__EXERCISE AIM__:
Collect all the lines that mention the word "with".

Data entries
######

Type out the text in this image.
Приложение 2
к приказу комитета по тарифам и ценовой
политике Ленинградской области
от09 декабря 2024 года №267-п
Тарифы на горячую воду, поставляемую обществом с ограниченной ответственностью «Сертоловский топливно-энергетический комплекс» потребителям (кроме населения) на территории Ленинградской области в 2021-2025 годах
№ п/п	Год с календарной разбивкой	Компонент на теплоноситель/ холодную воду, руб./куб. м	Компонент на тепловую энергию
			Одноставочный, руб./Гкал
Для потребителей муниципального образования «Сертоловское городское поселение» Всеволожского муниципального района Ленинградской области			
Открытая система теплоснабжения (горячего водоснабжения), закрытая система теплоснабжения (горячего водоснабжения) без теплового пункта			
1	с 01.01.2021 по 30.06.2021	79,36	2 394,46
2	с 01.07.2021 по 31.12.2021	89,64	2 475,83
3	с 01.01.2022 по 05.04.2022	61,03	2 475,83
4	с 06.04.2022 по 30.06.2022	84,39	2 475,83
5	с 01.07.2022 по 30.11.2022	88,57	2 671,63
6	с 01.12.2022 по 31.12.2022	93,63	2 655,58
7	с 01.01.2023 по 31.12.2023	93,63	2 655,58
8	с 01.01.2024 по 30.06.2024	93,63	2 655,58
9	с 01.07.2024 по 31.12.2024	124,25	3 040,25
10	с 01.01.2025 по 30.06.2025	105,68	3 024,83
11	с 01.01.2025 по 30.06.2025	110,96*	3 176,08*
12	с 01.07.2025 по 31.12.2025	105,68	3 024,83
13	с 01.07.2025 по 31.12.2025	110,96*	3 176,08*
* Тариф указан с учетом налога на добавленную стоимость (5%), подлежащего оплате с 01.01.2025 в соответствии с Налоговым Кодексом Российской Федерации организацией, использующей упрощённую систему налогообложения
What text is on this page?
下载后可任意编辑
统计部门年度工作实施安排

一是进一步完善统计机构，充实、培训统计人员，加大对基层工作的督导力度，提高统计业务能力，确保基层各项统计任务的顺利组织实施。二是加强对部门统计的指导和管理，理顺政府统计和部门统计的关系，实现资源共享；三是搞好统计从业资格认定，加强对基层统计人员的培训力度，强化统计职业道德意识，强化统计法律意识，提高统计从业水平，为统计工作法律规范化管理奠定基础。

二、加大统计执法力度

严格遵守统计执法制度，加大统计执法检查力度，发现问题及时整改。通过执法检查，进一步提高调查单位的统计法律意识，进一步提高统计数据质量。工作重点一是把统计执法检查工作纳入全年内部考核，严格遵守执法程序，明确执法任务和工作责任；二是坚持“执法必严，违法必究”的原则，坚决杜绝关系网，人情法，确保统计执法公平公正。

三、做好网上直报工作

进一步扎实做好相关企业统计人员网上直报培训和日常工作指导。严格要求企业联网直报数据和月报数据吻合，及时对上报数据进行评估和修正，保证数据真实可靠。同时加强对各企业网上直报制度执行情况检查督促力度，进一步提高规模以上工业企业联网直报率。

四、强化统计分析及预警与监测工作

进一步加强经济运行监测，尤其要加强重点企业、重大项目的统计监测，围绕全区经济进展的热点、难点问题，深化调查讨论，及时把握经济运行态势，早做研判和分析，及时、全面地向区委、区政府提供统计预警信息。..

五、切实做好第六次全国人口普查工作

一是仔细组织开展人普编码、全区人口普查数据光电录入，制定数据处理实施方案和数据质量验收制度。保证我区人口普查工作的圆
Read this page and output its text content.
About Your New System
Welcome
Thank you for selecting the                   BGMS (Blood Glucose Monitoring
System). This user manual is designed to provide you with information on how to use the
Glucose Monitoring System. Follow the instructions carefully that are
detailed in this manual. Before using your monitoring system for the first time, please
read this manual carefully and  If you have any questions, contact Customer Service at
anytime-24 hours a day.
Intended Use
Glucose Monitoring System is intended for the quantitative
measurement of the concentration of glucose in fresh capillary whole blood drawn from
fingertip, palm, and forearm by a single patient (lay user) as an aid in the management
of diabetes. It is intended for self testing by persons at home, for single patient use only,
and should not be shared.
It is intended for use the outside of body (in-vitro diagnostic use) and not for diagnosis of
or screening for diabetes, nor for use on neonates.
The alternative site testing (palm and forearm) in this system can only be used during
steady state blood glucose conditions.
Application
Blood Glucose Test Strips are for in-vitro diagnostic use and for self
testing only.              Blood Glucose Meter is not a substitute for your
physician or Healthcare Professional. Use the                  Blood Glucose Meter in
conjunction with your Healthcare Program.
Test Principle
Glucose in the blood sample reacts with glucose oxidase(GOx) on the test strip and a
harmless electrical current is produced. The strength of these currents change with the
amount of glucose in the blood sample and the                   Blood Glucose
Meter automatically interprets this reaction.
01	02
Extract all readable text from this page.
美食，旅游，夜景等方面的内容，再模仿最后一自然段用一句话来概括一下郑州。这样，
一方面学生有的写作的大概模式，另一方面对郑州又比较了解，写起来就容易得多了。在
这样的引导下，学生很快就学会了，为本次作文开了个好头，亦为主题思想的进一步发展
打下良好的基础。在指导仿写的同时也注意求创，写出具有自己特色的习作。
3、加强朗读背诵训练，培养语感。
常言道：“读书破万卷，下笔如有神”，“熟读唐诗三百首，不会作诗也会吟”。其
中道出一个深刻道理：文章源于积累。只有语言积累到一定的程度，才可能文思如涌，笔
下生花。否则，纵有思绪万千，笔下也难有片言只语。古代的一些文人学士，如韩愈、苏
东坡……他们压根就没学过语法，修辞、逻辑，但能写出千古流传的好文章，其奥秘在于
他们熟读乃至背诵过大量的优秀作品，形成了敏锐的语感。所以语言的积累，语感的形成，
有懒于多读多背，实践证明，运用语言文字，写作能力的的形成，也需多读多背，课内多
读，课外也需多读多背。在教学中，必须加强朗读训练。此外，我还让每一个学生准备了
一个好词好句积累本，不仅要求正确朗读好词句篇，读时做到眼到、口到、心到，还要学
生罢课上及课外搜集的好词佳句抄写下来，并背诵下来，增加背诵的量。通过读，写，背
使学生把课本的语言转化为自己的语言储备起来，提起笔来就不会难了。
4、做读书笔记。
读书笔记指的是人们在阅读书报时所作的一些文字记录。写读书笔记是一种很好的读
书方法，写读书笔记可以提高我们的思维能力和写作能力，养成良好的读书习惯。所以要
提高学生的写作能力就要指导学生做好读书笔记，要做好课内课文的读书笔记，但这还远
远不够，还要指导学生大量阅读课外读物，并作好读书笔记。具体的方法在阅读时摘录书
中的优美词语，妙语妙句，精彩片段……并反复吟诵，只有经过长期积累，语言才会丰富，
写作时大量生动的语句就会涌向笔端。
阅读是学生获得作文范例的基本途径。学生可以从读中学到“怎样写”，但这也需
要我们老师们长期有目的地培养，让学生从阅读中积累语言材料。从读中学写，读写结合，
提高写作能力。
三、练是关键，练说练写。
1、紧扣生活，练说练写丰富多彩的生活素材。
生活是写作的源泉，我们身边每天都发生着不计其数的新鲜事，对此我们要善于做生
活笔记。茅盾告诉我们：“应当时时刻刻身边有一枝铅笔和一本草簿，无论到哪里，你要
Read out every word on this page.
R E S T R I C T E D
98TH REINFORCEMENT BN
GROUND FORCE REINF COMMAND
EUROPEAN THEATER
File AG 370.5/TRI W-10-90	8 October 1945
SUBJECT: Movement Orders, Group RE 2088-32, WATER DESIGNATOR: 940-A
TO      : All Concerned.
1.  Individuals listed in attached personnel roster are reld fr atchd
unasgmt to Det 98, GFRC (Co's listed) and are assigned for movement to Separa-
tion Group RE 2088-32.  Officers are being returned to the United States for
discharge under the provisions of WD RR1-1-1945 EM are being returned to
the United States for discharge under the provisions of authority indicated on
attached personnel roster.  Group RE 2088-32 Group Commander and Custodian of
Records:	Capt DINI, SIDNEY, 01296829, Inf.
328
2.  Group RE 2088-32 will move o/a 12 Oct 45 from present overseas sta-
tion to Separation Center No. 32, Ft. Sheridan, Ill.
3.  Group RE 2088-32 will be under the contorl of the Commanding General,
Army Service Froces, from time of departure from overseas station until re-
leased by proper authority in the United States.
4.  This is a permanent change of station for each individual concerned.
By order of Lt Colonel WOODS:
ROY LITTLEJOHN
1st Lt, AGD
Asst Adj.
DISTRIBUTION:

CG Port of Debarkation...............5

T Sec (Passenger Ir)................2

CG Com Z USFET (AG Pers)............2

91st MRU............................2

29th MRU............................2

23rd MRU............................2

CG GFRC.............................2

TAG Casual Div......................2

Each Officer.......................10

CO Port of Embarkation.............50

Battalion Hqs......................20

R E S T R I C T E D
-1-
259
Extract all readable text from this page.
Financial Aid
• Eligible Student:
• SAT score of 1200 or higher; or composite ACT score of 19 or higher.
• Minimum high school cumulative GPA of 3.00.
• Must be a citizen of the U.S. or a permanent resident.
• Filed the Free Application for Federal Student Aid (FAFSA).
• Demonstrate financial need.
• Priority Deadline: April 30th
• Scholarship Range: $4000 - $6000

######

__RESPONSE TO THIS TASK__:
System). This user manual is designed to provide you with information on how to use the
conjunction with your Healthcare Program.
Glucose in the blood sample reacts with glucose oxidase(GOx) on the test strip and a
harmless electrical current is produced. The strength of these currents change with the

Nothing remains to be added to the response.